Start Exercise input
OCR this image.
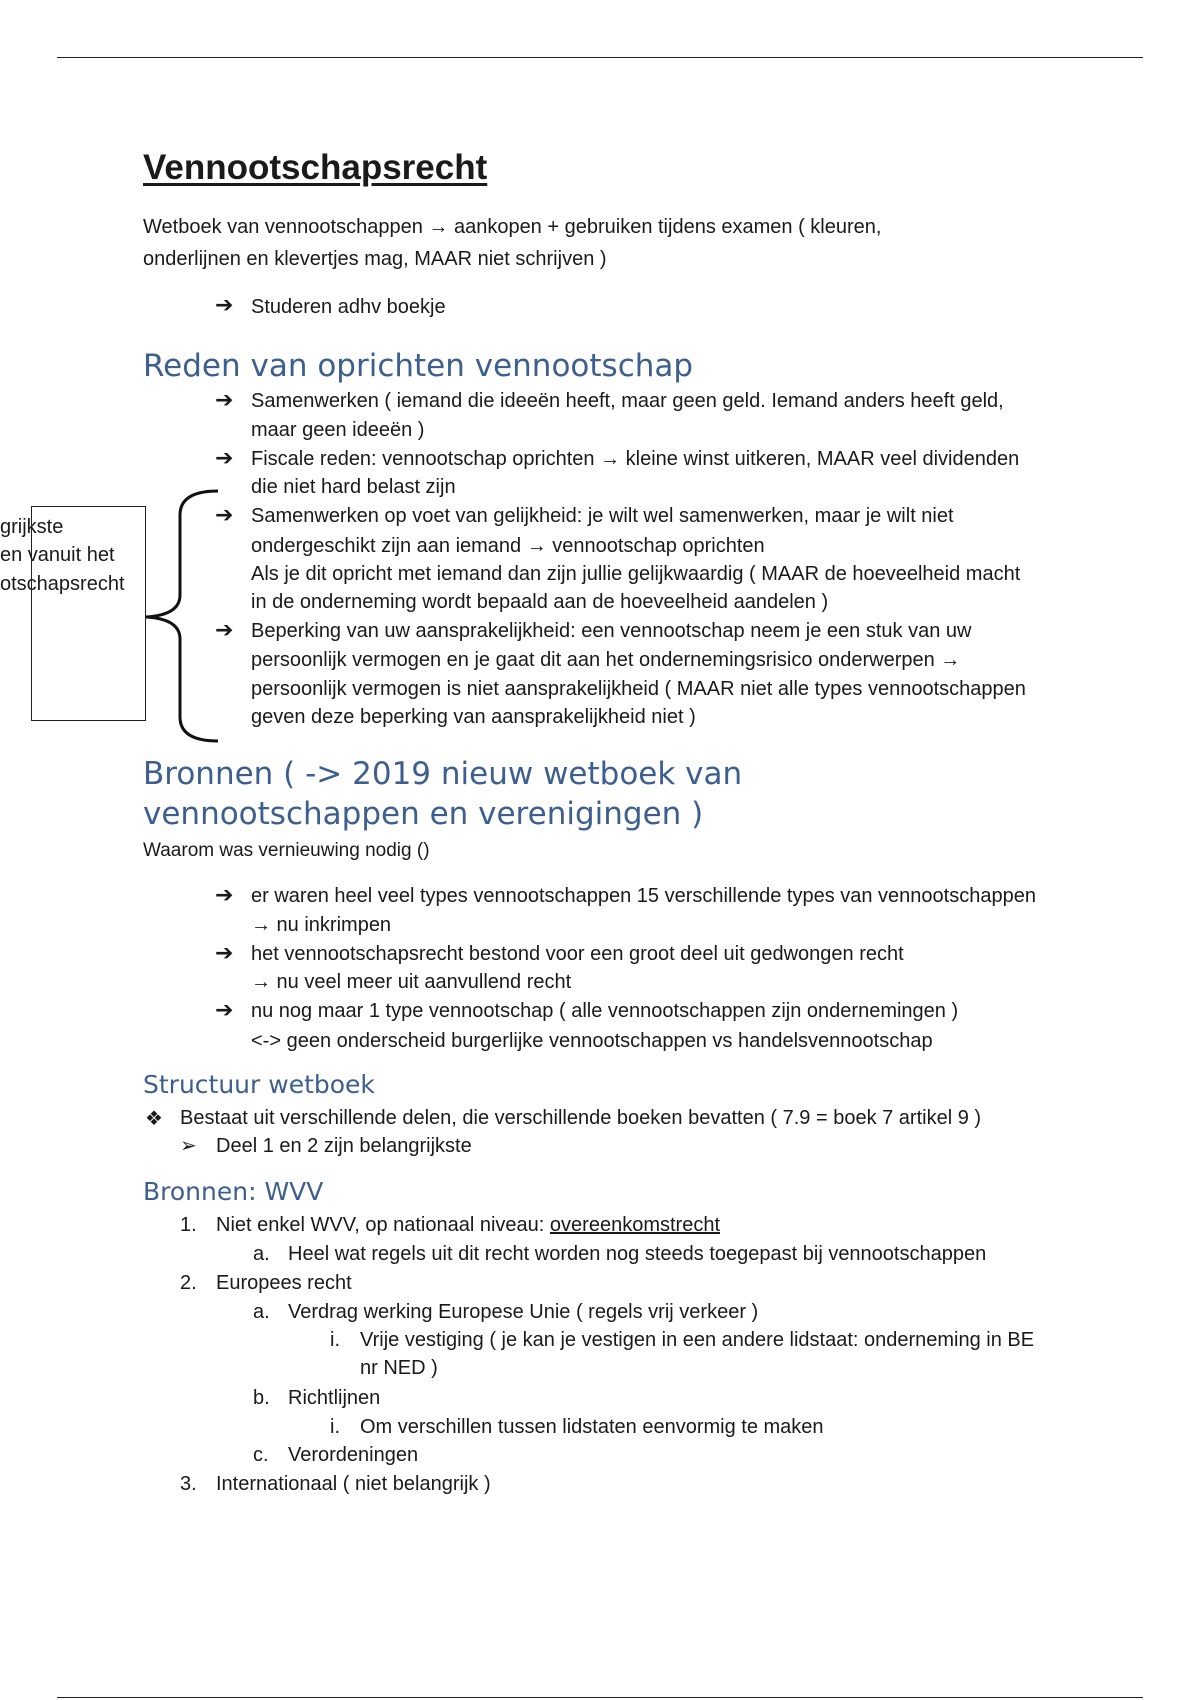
Vennootschapsrecht
Wetboek van vennootschappen → aankopen + gebruiken tijdens examen ( kleuren,
onderlijnen en klevertjes mag, MAAR niet schrijven )
➔ Studeren adhv boekje
Reden van oprichten vennootschap
➔ Samenwerken ( iemand die ideeën heeft, maar geen geld. Iemand anders heeft geld,
maar geen ideeën )
➔ Fiscale reden: vennootschap oprichten → kleine winst uitkeren, MAAR veel dividenden
die niet hard belast zijn
➔ Samenwerken op voet van gelijkheid: je wilt wel samenwerken, maar je wilt niet
ondergeschikt zijn aan iemand → vennootschap oprichten
Als je dit opricht met iemand dan zijn jullie gelijkwaardig ( MAAR de hoeveelheid macht
in de onderneming wordt bepaald aan de hoeveelheid aandelen )
➔ Beperking van uw aansprakelijkheid: een vennootschap neem je een stuk van uw
persoonlijk vermogen en je gaat dit aan het ondernemingsrisico onderwerpen →
persoonlijk vermogen is niet aansprakelijkheid ( MAAR niet alle types vennootschappen
geven deze beperking van aansprakelijkheid niet )
grijkste
en vanuit het
otschapsrecht
Bronnen ( -> 2019 nieuw wetboek van
vennootschappen en verenigingen )
Waarom was vernieuwing nodig ()
➔ er waren heel veel types vennootschappen 15 verschillende types van vennootschappen
→ nu inkrimpen
➔ het vennootschapsrecht bestond voor een groot deel uit gedwongen recht
→ nu veel meer uit aanvullend recht
➔ nu nog maar 1 type vennootschap ( alle vennootschappen zijn ondernemingen )
<-> geen onderscheid burgerlijke vennootschappen vs handelsvennootschap
Structuur wetboek
❖ Bestaat uit verschillende delen, die verschillende boeken bevatten ( 7.9 = boek 7 artikel 9 )
➢ Deel 1 en 2 zijn belangrijkste
Bronnen: WVV
1. Niet enkel WVV, op nationaal niveau: overeenkomstrecht
a. Heel wat regels uit dit recht worden nog steeds toegepast bij vennootschappen
2. Europees recht
a. Verdrag werking Europese Unie ( regels vrij verkeer )
i. Vrije vestiging ( je kan je vestigen in een andere lidstaat: onderneming in BE
nr NED )
b. Richtlijnen
i. Om verschillen tussen lidstaten eenvormig te maken
c. Verordeningen
3. Internationaal ( niet belangrijk )
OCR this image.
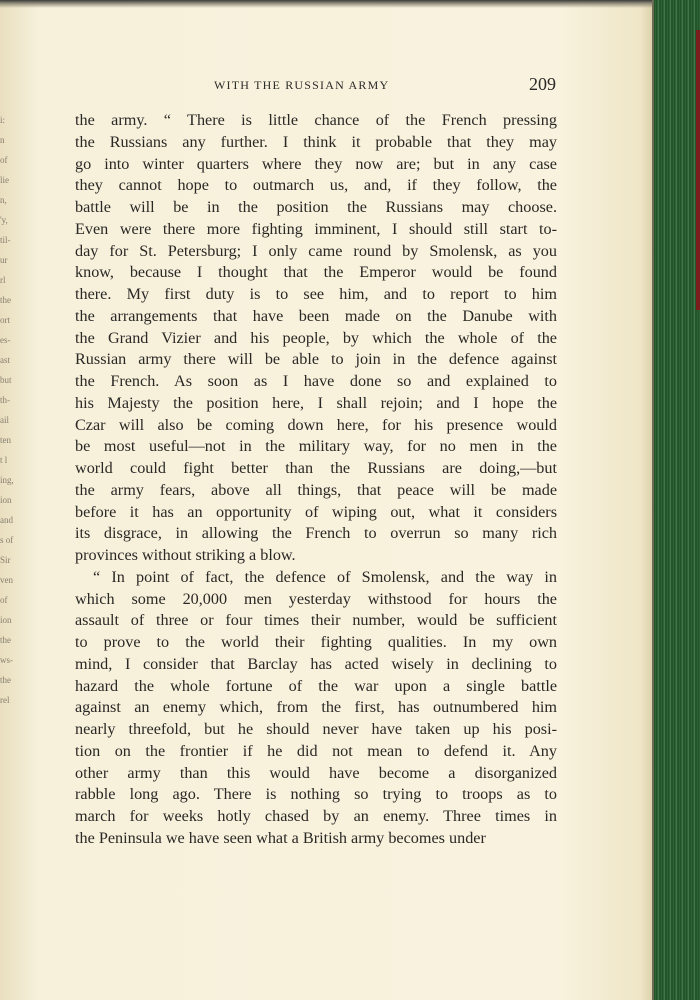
i:
n
of
lie
n,
'y,
til-
ur
rl
the
ort
es-
ast
but
th-
ail
ten
t l
ing,
ion
and
s of
Sir
ven
of
ion
the
ws-
the
rel
WITH THE RUSSIAN ARMY	209
the army. “ There is little chance of the French pressing
the Russians any further. I think it probable that they may
go into winter quarters where they now are; but in any case
they cannot hope to outmarch us, and, if they follow, the
battle will be in the position the Russians may choose.
Even were there more fighting imminent, I should still start to-
day for St. Petersburg; I only came round by Smolensk, as you
know, because I thought that the Emperor would be found
there. My first duty is to see him, and to report to him
the arrangements that have been made on the Danube with
the Grand Vizier and his people, by which the whole of the
Russian army there will be able to join in the defence against
the French. As soon as I have done so and explained to
his Majesty the position here, I shall rejoin; and I hope the
Czar will also be coming down here, for his presence would
be most useful—not in the military way, for no men in the
world could fight better than the Russians are doing,—but
the army fears, above all things, that peace will be made
before it has an opportunity of wiping out, what it considers
its disgrace, in allowing the French to overrun so many rich
provinces without striking a blow.
“ In point of fact, the defence of Smolensk, and the way in
which some 20,000 men yesterday withstood for hours the
assault of three or four times their number, would be sufficient
to prove to the world their fighting qualities. In my own
mind, I consider that Barclay has acted wisely in declining to
hazard the whole fortune of the war upon a single battle
against an enemy which, from the first, has outnumbered him
nearly threefold, but he should never have taken up his posi-
tion on the frontier if he did not mean to defend it. Any
other army than this would have become a disorganized
rabble long ago. There is nothing so trying to troops as to
march for weeks hotly chased by an enemy. Three times in
the Peninsula we have seen what a British army becomes under
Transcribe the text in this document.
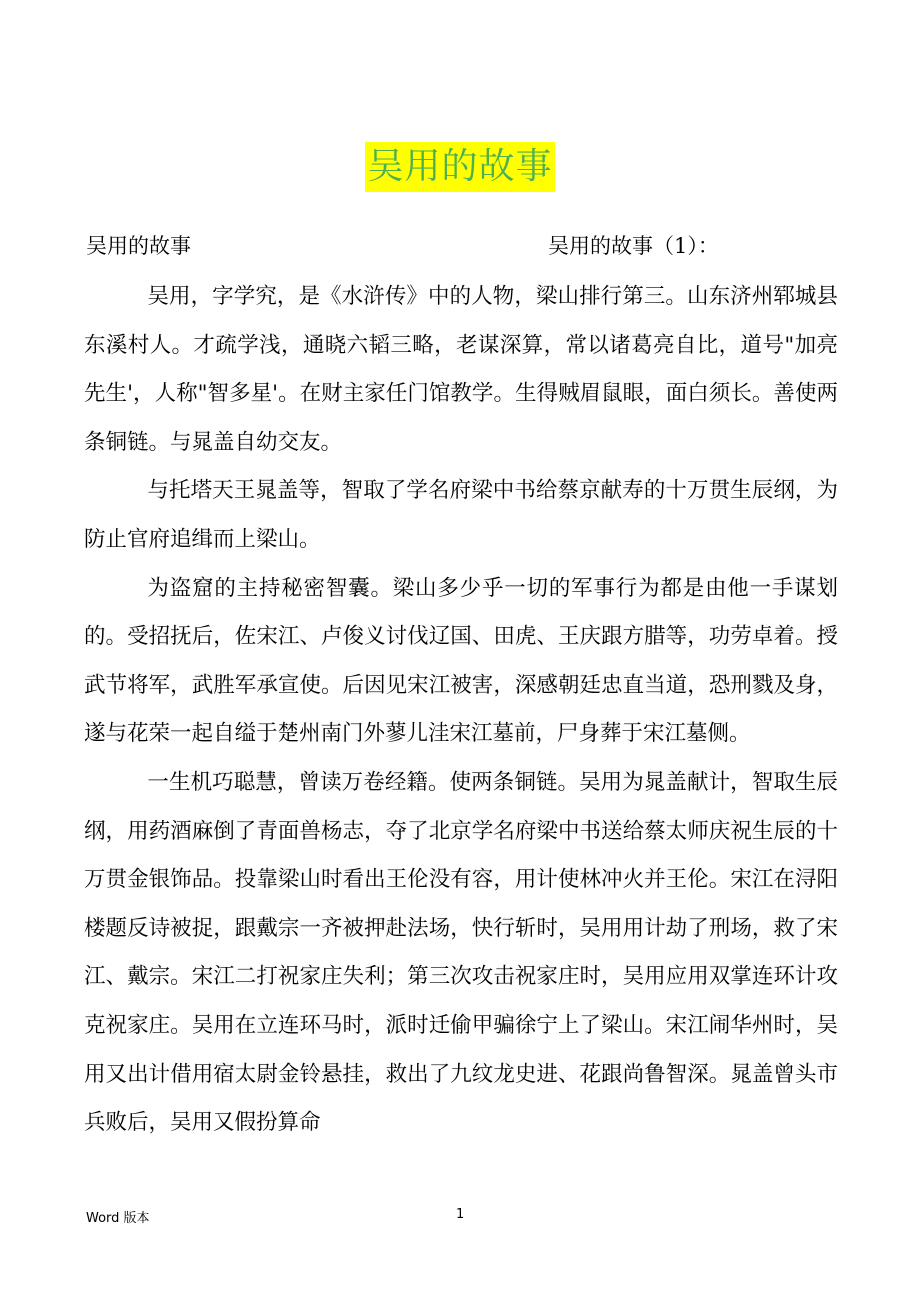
吴用的故事
吴用的故事	吴用的故事（1）：

吴用，字学究，是《水浒传》中的人物，梁山排行第三。山东济州郓城县东溪村人。才疏学浅，通晓六韬三略，老谋深算，常以诸葛亮自比，道号"加亮先生'，人称"智多星'。在财主家任门馆教学。生得贼眉鼠眼，面白须长。善使两条铜链。与晁盖自幼交友。

与托塔天王晁盖等，智取了学名府梁中书给蔡京献寿的十万贯生辰纲，为防止官府追缉而上梁山。

为盗窟的主持秘密智囊。梁山多少乎一切的军事行为都是由他一手谋划的。受招抚后，佐宋江、卢俊义讨伐辽国、田虎、王庆跟方腊等，功劳卓着。授武节将军，武胜军承宣使。后因见宋江被害，深感朝廷忠直当道，恐刑戮及身，遂与花荣一起自缢于楚州南门外蓼儿洼宋江墓前，尸身葬于宋江墓侧。

一生机巧聪慧，曾读万卷经籍。使两条铜链。吴用为晁盖献计，智取生辰纲，用药酒麻倒了青面兽杨志，夺了北京学名府梁中书送给蔡太师庆祝生辰的十万贯金银饰品。投靠梁山时看出王伦没有容，用计使林冲火并王伦。宋江在浔阳楼题反诗被捉，跟戴宗一齐被押赴法场，快行斩时，吴用用计劫了刑场，救了宋江、戴宗。宋江二打祝家庄失利；第三次攻击祝家庄时，吴用应用双掌连环计攻克祝家庄。吴用在立连环马时，派时迁偷甲骗徐宁上了梁山。宋江闹华州时，吴用又出计借用宿太尉金铃悬挂，救出了九纹龙史进、花跟尚鲁智深。晁盖曾头市兵败后，吴用又假扮算命

Word 版本	1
End Exercise input
§ Prompt: Write out an exact copy of the lines beginning at the line that contains "Transcribe the text in this document." and ending at the last line of the listing. Exclude pictures.

§ Exercise output:
Transcribe the text in this document.
吴用的故事
吴用的故事	吴用的故事（1）：

吴用，字学究，是《水浒传》中的人物，梁山排行第三。山东济州郓城县东溪村人。才疏学浅，通晓六韬三略，老谋深算，常以诸葛亮自比，道号"加亮先生'，人称"智多星'。在财主家任门馆教学。生得贼眉鼠眼，面白须长。善使两条铜链。与晁盖自幼交友。

与托塔天王晁盖等，智取了学名府梁中书给蔡京献寿的十万贯生辰纲，为防止官府追缉而上梁山。

为盗窟的主持秘密智囊。梁山多少乎一切的军事行为都是由他一手谋划的。受招抚后，佐宋江、卢俊义讨伐辽国、田虎、王庆跟方腊等，功劳卓着。授武节将军，武胜军承宣使。后因见宋江被害，深感朝廷忠直当道，恐刑戮及身，遂与花荣一起自缢于楚州南门外蓼儿洼宋江墓前，尸身葬于宋江墓侧。

一生机巧聪慧，曾读万卷经籍。使两条铜链。吴用为晁盖献计，智取生辰纲，用药酒麻倒了青面兽杨志，夺了北京学名府梁中书送给蔡太师庆祝生辰的十万贯金银饰品。投靠梁山时看出王伦没有容，用计使林冲火并王伦。宋江在浔阳楼题反诗被捉，跟戴宗一齐被押赴法场，快行斩时，吴用用计劫了刑场，救了宋江、戴宗。宋江二打祝家庄失利；第三次攻击祝家庄时，吴用应用双掌连环计攻克祝家庄。吴用在立连环马时，派时迁偷甲骗徐宁上了梁山。宋江闹华州时，吴用又出计借用宿太尉金铃悬挂，救出了九纹龙史进、花跟尚鲁智深。晁盖曾头市兵败后，吴用又假扮算命

Word 版本	1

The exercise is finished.